* **Goal**
Retype exactly the lines from the line with "Give me the" to the end of the data, keeping both boundary lines.

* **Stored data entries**
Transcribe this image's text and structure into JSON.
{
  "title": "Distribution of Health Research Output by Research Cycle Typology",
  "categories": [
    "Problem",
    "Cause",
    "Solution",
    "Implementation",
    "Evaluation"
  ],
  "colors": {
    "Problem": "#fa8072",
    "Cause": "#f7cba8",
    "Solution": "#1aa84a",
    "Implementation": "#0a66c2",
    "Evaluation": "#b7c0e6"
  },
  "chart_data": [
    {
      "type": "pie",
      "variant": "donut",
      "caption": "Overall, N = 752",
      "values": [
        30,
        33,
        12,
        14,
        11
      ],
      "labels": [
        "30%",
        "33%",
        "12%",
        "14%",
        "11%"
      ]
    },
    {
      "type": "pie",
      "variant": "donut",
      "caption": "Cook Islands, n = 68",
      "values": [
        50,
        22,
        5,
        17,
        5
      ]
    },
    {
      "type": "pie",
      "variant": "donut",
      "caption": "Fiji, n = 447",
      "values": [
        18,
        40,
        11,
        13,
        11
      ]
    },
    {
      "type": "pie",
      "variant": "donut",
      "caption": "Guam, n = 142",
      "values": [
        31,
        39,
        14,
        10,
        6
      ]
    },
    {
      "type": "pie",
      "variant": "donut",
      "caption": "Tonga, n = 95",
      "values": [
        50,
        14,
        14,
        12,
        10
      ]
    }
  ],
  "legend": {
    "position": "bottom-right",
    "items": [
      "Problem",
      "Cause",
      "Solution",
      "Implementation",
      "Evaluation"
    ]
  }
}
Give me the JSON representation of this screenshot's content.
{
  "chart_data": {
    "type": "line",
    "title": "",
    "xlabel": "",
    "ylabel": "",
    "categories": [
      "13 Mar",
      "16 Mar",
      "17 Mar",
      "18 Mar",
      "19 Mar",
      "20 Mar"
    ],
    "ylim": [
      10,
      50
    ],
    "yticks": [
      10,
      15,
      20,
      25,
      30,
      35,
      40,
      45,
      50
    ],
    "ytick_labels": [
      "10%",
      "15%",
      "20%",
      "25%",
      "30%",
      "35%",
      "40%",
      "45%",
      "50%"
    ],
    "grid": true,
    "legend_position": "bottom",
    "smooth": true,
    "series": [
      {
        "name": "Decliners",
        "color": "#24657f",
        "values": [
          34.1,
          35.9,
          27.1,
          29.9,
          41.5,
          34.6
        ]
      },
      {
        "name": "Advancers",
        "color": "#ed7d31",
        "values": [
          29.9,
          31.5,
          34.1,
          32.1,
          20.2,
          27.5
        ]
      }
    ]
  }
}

* **Result**
Give me the JSON representation of this screenshot's content.
{
  "chart_data": {
    "type": "line",
    "title": "",
    "xlabel": "",
    "ylabel": "",
    "categories": [
      "13 Mar",
      "16 Mar",
      "17 Mar",
      "18 Mar",
      "19 Mar",
      "20 Mar"
    ],
    "ylim": [
      10,
      50
    ],
    "yticks": [
      10,
      15,
      20,
      25,
      30,
      35,
      40,
      45,
      50
    ],
    "ytick_labels": [
      "10%",
      "15%",
      "20%",
      "25%",
      "30%",
      "35%",
      "40%",
      "45%",
      "50%"
    ],
    "grid": true,
    "legend_position": "bottom",
    "smooth": true,
    "series": [
      {
        "name": "Decliners",
        "color": "#24657f",
        "values": [
          34.1,
          35.9,
          27.1,
          29.9,
          41.5,
          34.6
        ]
      },
      {
        "name": "Advancers",
        "color": "#ed7d31",
        "values": [
          29.9,
          31.5,
          34.1,
          32.1,
          20.2,
          27.5
        ]
      }
    ]
  }
}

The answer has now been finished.